= WRITTEN TASK =
Reproduce the data that follows in its entirety, character for character.

━━━━━ SUPPLIED MATERIAL ━━━━━

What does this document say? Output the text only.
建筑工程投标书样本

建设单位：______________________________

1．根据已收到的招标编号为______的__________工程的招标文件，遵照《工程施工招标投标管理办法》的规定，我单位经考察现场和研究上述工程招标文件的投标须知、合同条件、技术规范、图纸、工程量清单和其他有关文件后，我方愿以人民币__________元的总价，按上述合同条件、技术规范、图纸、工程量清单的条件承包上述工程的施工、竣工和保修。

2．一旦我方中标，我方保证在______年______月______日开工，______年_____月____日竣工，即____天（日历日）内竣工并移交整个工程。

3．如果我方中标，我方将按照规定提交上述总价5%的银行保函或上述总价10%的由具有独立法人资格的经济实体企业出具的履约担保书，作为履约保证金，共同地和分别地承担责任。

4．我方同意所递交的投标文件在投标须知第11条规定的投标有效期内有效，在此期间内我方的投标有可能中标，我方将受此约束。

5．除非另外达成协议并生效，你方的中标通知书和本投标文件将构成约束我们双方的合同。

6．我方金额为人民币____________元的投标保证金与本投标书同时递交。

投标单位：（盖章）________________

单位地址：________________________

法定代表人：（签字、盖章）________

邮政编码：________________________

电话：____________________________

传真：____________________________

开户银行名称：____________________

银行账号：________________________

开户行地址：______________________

━━━━━

= COMPLETED TASK =
What does this document say? Output the text only.
建筑工程投标书样本

建设单位：______________________________

1．根据已收到的招标编号为______的__________工程的招标文件，遵照《工程施工招标投标管理办法》的规定，我单位经考察现场和研究上述工程招标文件的投标须知、合同条件、技术规范、图纸、工程量清单和其他有关文件后，我方愿以人民币__________元的总价，按上述合同条件、技术规范、图纸、工程量清单的条件承包上述工程的施工、竣工和保修。

2．一旦我方中标，我方保证在______年______月______日开工，______年_____月____日竣工，即____天（日历日）内竣工并移交整个工程。

3．如果我方中标，我方将按照规定提交上述总价5%的银行保函或上述总价10%的由具有独立法人资格的经济实体企业出具的履约担保书，作为履约保证金，共同地和分别地承担责任。

4．我方同意所递交的投标文件在投标须知第11条规定的投标有效期内有效，在此期间内我方的投标有可能中标，我方将受此约束。

5．除非另外达成协议并生效，你方的中标通知书和本投标文件将构成约束我们双方的合同。

6．我方金额为人民币____________元的投标保证金与本投标书同时递交。

投标单位：（盖章）________________

单位地址：________________________

法定代表人：（签字、盖章）________

邮政编码：________________________

电话：____________________________

传真：____________________________

开户银行名称：____________________

银行账号：________________________

开户行地址：______________________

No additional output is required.